- Task requirements
Transcribe verbatim the lines from the one containing "battery-terminal-negative xyxy=(494,373,532,401)" through the one containing "controller-indicator-lights xyxy=(436,211,468,218)", including both of those lines.

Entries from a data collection

================================

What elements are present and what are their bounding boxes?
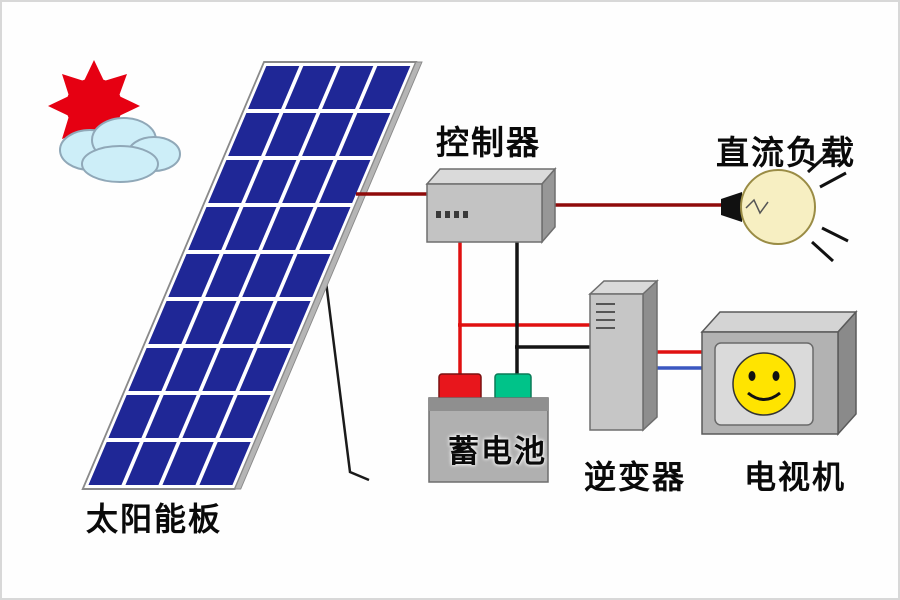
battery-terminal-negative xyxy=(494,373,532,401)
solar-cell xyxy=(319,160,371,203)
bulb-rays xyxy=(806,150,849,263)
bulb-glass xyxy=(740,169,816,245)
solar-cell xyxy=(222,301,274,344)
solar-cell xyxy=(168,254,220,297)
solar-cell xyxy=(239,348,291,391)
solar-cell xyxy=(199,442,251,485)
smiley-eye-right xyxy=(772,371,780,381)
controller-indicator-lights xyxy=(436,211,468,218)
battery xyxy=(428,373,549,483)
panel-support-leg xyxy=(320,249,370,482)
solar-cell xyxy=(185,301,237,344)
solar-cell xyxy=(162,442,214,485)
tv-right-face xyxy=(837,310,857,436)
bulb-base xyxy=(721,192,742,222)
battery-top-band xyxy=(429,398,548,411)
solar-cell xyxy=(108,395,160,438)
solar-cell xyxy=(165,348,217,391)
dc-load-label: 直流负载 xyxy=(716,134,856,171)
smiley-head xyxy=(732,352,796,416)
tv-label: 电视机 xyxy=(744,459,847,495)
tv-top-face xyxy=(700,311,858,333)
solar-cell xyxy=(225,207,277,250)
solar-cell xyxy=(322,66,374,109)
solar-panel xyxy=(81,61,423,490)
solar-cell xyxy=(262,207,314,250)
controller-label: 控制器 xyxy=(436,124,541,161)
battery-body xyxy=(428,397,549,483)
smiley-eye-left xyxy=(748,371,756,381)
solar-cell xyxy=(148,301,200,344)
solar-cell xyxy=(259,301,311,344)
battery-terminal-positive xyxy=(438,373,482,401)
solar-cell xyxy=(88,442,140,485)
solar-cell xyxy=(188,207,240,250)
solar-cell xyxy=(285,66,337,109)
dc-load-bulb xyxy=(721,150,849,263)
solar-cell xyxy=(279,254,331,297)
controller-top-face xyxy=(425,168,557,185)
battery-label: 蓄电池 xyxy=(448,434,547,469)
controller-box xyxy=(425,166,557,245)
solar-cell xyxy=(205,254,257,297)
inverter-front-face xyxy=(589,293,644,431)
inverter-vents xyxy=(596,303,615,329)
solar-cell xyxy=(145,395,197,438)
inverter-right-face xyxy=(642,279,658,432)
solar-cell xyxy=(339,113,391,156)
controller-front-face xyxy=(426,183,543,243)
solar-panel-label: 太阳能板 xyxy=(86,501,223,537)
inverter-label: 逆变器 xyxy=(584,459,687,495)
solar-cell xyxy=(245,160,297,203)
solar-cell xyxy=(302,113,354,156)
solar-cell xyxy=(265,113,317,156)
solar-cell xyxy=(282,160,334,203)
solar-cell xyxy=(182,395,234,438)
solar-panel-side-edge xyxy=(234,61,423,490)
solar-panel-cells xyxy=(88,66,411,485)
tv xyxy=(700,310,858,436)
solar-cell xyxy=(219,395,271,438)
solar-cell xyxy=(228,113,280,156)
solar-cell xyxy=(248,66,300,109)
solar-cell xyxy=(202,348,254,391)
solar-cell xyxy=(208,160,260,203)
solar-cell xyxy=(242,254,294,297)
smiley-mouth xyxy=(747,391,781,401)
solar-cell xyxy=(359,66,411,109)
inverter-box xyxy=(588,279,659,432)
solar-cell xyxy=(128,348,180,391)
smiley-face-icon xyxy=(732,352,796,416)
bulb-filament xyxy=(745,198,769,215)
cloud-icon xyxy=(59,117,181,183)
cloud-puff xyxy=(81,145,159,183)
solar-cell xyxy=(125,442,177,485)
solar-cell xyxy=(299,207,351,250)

================================

- Task solution
battery-terminal-negative xyxy=(494,373,532,401)
solar-cell xyxy=(319,160,371,203)
bulb-rays xyxy=(806,150,849,263)
bulb-glass xyxy=(740,169,816,245)
solar-cell xyxy=(222,301,274,344)
solar-cell xyxy=(168,254,220,297)
solar-cell xyxy=(239,348,291,391)
solar-cell xyxy=(199,442,251,485)
smiley-eye-right xyxy=(772,371,780,381)
controller-indicator-lights xyxy=(436,211,468,218)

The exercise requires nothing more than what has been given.